EXERCISE AIM>
Check every line of the data below for the string "elasticità", and copy the ones that hold it.

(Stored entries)
______________________________
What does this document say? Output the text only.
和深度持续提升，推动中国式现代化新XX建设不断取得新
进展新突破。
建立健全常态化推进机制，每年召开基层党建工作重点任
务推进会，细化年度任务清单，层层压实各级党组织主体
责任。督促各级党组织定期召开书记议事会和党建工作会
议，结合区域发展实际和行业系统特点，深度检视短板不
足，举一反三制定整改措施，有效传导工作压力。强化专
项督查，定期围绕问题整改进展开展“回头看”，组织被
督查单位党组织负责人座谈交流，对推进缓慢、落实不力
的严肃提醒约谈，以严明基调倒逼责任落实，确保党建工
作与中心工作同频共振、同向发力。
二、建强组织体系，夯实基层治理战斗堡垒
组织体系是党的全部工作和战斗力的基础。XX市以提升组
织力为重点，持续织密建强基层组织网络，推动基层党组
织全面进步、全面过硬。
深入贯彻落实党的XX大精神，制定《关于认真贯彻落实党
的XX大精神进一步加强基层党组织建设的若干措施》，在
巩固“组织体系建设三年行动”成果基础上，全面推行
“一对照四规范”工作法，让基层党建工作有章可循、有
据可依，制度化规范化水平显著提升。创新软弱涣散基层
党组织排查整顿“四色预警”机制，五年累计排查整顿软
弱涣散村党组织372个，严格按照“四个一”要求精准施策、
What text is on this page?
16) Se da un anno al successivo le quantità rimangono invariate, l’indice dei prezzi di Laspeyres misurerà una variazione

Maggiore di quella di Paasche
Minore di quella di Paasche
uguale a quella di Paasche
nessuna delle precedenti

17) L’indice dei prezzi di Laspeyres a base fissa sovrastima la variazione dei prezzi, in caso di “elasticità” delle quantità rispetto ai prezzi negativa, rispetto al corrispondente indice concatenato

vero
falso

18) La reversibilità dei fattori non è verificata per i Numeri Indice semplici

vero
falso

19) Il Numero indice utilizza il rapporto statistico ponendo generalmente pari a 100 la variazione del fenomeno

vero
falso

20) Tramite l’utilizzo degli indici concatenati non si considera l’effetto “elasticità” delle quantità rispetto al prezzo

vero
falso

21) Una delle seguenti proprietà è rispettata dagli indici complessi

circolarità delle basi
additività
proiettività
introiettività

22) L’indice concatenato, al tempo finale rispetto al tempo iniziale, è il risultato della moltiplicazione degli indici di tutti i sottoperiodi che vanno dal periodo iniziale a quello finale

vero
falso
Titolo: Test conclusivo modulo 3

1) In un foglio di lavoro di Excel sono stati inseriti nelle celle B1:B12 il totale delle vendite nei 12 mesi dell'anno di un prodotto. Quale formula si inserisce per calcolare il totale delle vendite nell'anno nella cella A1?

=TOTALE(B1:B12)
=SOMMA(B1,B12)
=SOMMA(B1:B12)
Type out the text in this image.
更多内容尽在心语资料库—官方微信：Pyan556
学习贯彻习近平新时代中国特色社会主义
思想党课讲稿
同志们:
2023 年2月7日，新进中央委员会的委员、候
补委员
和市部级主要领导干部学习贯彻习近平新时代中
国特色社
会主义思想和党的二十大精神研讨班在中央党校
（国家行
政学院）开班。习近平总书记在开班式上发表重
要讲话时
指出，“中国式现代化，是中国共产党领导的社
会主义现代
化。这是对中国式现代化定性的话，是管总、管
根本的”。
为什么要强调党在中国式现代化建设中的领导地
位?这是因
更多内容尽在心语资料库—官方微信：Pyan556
______________________________
WRITTEN RESPONSE>
17) L’indice dei prezzi di Laspeyres a base fissa sovrastima la variazione dei prezzi, in caso di “elasticità” delle quantità rispetto ai prezzi negativa, rispetto al corrispondente indice concatenato
20) Tramite l’utilizzo degli indici concatenati non si considera l’effetto “elasticità” delle quantità rispetto al prezzo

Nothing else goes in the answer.